_Directive:_ Please print every record below exactly as it appears.

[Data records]
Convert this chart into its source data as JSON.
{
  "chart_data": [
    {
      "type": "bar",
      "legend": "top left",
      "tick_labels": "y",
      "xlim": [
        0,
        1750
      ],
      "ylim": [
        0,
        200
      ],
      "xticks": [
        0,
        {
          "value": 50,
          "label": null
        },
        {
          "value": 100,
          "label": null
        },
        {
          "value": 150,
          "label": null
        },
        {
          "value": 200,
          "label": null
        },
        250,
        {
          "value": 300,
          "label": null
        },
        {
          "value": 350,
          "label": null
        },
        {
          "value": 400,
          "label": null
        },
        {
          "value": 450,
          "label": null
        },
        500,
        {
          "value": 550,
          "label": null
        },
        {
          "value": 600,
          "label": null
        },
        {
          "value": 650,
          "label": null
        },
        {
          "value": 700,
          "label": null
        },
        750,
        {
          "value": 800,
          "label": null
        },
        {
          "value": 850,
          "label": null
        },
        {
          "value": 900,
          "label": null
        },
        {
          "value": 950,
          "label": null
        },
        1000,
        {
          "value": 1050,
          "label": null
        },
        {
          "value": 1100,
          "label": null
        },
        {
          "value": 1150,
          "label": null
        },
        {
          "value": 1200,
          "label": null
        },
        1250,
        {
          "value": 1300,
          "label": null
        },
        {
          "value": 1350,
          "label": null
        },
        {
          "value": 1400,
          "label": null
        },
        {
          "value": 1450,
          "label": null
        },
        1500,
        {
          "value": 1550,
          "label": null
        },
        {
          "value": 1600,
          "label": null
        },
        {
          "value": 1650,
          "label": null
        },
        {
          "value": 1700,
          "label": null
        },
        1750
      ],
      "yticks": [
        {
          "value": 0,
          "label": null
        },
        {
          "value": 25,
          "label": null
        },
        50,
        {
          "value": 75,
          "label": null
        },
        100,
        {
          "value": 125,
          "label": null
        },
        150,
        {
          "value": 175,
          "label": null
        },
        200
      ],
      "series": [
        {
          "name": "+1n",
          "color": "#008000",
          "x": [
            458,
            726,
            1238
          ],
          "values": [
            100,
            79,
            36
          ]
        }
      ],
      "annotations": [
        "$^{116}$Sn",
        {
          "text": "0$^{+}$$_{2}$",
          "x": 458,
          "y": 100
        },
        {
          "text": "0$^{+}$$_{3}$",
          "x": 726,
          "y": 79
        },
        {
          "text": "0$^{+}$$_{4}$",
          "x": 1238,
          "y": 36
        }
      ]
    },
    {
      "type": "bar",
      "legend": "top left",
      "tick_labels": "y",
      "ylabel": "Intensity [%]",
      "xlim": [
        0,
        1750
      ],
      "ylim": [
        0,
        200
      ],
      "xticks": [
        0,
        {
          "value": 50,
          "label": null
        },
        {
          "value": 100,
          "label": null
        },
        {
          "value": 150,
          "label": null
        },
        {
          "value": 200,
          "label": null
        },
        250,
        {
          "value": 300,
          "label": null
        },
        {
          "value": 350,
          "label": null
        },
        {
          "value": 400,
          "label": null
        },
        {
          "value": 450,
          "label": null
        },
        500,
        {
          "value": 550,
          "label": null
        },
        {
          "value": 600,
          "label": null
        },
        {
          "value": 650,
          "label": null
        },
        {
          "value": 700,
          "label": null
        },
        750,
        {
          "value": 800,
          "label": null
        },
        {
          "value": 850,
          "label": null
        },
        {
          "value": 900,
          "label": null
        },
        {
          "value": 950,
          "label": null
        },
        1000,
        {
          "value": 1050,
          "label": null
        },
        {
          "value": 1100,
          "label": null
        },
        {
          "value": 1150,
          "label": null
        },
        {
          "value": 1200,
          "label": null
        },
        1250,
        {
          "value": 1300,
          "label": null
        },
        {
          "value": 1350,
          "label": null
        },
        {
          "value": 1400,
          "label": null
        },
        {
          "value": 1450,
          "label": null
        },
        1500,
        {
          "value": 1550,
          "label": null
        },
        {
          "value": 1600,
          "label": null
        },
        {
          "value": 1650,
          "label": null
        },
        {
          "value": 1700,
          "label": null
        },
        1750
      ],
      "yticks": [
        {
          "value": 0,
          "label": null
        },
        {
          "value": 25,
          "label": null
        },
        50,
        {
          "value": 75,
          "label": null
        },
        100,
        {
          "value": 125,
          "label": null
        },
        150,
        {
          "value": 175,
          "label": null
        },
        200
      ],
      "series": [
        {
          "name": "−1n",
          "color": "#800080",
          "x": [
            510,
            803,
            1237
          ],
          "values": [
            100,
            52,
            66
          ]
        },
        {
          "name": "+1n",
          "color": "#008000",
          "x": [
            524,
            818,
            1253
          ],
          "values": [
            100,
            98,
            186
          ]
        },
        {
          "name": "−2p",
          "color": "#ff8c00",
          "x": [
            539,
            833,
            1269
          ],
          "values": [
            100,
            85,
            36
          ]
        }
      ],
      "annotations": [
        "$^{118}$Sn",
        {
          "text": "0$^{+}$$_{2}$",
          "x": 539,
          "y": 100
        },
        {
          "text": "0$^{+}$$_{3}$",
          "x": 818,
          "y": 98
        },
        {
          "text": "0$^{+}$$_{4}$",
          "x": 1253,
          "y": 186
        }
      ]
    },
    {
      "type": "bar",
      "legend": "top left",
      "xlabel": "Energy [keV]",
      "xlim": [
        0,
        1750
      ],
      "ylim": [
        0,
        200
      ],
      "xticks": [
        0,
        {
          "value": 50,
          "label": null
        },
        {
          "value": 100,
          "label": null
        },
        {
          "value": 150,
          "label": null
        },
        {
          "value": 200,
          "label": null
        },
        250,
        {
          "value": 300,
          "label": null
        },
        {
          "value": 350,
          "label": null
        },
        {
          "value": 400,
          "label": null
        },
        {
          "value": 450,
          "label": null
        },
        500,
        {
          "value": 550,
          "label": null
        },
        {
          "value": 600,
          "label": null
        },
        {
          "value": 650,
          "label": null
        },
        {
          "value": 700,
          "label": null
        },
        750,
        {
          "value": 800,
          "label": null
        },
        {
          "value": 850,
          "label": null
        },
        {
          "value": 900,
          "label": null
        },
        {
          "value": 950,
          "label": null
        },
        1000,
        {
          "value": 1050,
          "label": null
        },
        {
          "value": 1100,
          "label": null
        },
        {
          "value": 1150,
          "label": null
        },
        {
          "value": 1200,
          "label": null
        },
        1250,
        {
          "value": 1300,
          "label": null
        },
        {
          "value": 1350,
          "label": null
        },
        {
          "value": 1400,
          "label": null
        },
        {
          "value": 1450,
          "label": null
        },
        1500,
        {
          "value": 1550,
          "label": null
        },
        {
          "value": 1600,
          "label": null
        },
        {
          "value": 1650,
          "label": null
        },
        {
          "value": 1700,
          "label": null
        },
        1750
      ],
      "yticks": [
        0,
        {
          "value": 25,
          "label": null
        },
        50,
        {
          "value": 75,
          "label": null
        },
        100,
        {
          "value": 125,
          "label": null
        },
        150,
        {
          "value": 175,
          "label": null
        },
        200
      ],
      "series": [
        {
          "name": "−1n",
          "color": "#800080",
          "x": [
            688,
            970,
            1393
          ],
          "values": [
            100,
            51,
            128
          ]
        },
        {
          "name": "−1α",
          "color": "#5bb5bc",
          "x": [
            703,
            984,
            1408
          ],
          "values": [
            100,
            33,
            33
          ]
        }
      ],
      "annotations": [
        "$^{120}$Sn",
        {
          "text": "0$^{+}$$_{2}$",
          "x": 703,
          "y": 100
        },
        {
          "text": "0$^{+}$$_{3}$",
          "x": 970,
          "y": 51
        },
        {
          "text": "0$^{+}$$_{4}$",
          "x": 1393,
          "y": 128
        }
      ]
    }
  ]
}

_Response below:_
Convert this chart into its source data as JSON.
{
  "chart_data": [
    {
      "type": "bar",
      "legend": "top left",
      "tick_labels": "y",
      "xlim": [
        0,
        1750
      ],
      "ylim": [
        0,
        200
      ],
      "xticks": [
        0,
        {
          "value": 50,
          "label": null
        },
        {
          "value": 100,
          "label": null
        },
        {
          "value": 150,
          "label": null
        },
        {
          "value": 200,
          "label": null
        },
        250,
        {
          "value": 300,
          "label": null
        },
        {
          "value": 350,
          "label": null
        },
        {
          "value": 400,
          "label": null
        },
        {
          "value": 450,
          "label": null
        },
        500,
        {
          "value": 550,
          "label": null
        },
        {
          "value": 600,
          "label": null
        },
        {
          "value": 650,
          "label": null
        },
        {
          "value": 700,
          "label": null
        },
        750,
        {
          "value": 800,
          "label": null
        },
        {
          "value": 850,
          "label": null
        },
        {
          "value": 900,
          "label": null
        },
        {
          "value": 950,
          "label": null
        },
        1000,
        {
          "value": 1050,
          "label": null
        },
        {
          "value": 1100,
          "label": null
        },
        {
          "value": 1150,
          "label": null
        },
        {
          "value": 1200,
          "label": null
        },
        1250,
        {
          "value": 1300,
          "label": null
        },
        {
          "value": 1350,
          "label": null
        },
        {
          "value": 1400,
          "label": null
        },
        {
          "value": 1450,
          "label": null
        },
        1500,
        {
          "value": 1550,
          "label": null
        },
        {
          "value": 1600,
          "label": null
        },
        {
          "value": 1650,
          "label": null
        },
        {
          "value": 1700,
          "label": null
        },
        1750
      ],
      "yticks": [
        {
          "value": 0,
          "label": null
        },
        {
          "value": 25,
          "label": null
        },
        50,
        {
          "value": 75,
          "label": null
        },
        100,
        {
          "value": 125,
          "label": null
        },
        150,
        {
          "value": 175,
          "label": null
        },
        200
      ],
      "series": [
        {
          "name": "+1n",
          "color": "#008000",
          "x": [
            458,
            726,
            1238
          ],
          "values": [
            100,
            79,
            36
          ]
        }
      ],
      "annotations": [
        "$^{116}$Sn",
        {
          "text": "0$^{+}$$_{2}$",
          "x": 458,
          "y": 100
        },
        {
          "text": "0$^{+}$$_{3}$",
          "x": 726,
          "y": 79
        },
        {
          "text": "0$^{+}$$_{4}$",
          "x": 1238,
          "y": 36
        }
      ]
    },
    {
      "type": "bar",
      "legend": "top left",
      "tick_labels": "y",
      "ylabel": "Intensity [%]",
      "xlim": [
        0,
        1750
      ],
      "ylim": [
        0,
        200
      ],
      "xticks": [
        0,
        {
          "value": 50,
          "label": null
        },
        {
          "value": 100,
          "label": null
        },
        {
          "value": 150,
          "label": null
        },
        {
          "value": 200,
          "label": null
        },
        250,
        {
          "value": 300,
          "label": null
        },
        {
          "value": 350,
          "label": null
        },
        {
          "value": 400,
          "label": null
        },
        {
          "value": 450,
          "label": null
        },
        500,
        {
          "value": 550,
          "label": null
        },
        {
          "value": 600,
          "label": null
        },
        {
          "value": 650,
          "label": null
        },
        {
          "value": 700,
          "label": null
        },
        750,
        {
          "value": 800,
          "label": null
        },
        {
          "value": 850,
          "label": null
        },
        {
          "value": 900,
          "label": null
        },
        {
          "value": 950,
          "label": null
        },
        1000,
        {
          "value": 1050,
          "label": null
        },
        {
          "value": 1100,
          "label": null
        },
        {
          "value": 1150,
          "label": null
        },
        {
          "value": 1200,
          "label": null
        },
        1250,
        {
          "value": 1300,
          "label": null
        },
        {
          "value": 1350,
          "label": null
        },
        {
          "value": 1400,
          "label": null
        },
        {
          "value": 1450,
          "label": null
        },
        1500,
        {
          "value": 1550,
          "label": null
        },
        {
          "value": 1600,
          "label": null
        },
        {
          "value": 1650,
          "label": null
        },
        {
          "value": 1700,
          "label": null
        },
        1750
      ],
      "yticks": [
        {
          "value": 0,
          "label": null
        },
        {
          "value": 25,
          "label": null
        },
        50,
        {
          "value": 75,
          "label": null
        },
        100,
        {
          "value": 125,
          "label": null
        },
        150,
        {
          "value": 175,
          "label": null
        },
        200
      ],
      "series": [
        {
          "name": "−1n",
          "color": "#800080",
          "x": [
            510,
            803,
            1237
          ],
          "values": [
            100,
            52,
            66
          ]
        },
        {
          "name": "+1n",
          "color": "#008000",
          "x": [
            524,
            818,
            1253
          ],
          "values": [
            100,
            98,
            186
          ]
        },
        {
          "name": "−2p",
          "color": "#ff8c00",
          "x": [
            539,
            833,
            1269
          ],
          "values": [
            100,
            85,
            36
          ]
        }
      ],
      "annotations": [
        "$^{118}$Sn",
        {
          "text": "0$^{+}$$_{2}$",
          "x": 539,
          "y": 100
        },
        {
          "text": "0$^{+}$$_{3}$",
          "x": 818,
          "y": 98
        },
        {
          "text": "0$^{+}$$_{4}$",
          "x": 1253,
          "y": 186
        }
      ]
    },
    {
      "type": "bar",
      "legend": "top left",
      "xlabel": "Energy [keV]",
      "xlim": [
        0,
        1750
      ],
      "ylim": [
        0,
        200
      ],
      "xticks": [
        0,
        {
          "value": 50,
          "label": null
        },
        {
          "value": 100,
          "label": null
        },
        {
          "value": 150,
          "label": null
        },
        {
          "value": 200,
          "label": null
        },
        250,
        {
          "value": 300,
          "label": null
        },
        {
          "value": 350,
          "label": null
        },
        {
          "value": 400,
          "label": null
        },
        {
          "value": 450,
          "label": null
        },
        500,
        {
          "value": 550,
          "label": null
        },
        {
          "value": 600,
          "label": null
        },
        {
          "value": 650,
          "label": null
        },
        {
          "value": 700,
          "label": null
        },
        750,
        {
          "value": 800,
          "label": null
        },
        {
          "value": 850,
          "label": null
        },
        {
          "value": 900,
          "label": null
        },
        {
          "value": 950,
          "label": null
        },
        1000,
        {
          "value": 1050,
          "label": null
        },
        {
          "value": 1100,
          "label": null
        },
        {
          "value": 1150,
          "label": null
        },
        {
          "value": 1200,
          "label": null
        },
        1250,
        {
          "value": 1300,
          "label": null
        },
        {
          "value": 1350,
          "label": null
        },
        {
          "value": 1400,
          "label": null
        },
        {
          "value": 1450,
          "label": null
        },
        1500,
        {
          "value": 1550,
          "label": null
        },
        {
          "value": 1600,
          "label": null
        },
        {
          "value": 1650,
          "label": null
        },
        {
          "value": 1700,
          "label": null
        },
        1750
      ],
      "yticks": [
        0,
        {
          "value": 25,
          "label": null
        },
        50,
        {
          "value": 75,
          "label": null
        },
        100,
        {
          "value": 125,
          "label": null
        },
        150,
        {
          "value": 175,
          "label": null
        },
        200
      ],
      "series": [
        {
          "name": "−1n",
          "color": "#800080",
          "x": [
            688,
            970,
            1393
          ],
          "values": [
            100,
            51,
            128
          ]
        },
        {
          "name": "−1α",
          "color": "#5bb5bc",
          "x": [
            703,
            984,
            1408
          ],
          "values": [
            100,
            33,
            33
          ]
        }
      ],
      "annotations": [
        "$^{120}$Sn",
        {
          "text": "0$^{+}$$_{2}$",
          "x": 703,
          "y": 100
        },
        {
          "text": "0$^{+}$$_{3}$",
          "x": 970,
          "y": 51
        },
        {
          "text": "0$^{+}$$_{4}$",
          "x": 1393,
          "y": 128
        }
      ]
    }
  ]
}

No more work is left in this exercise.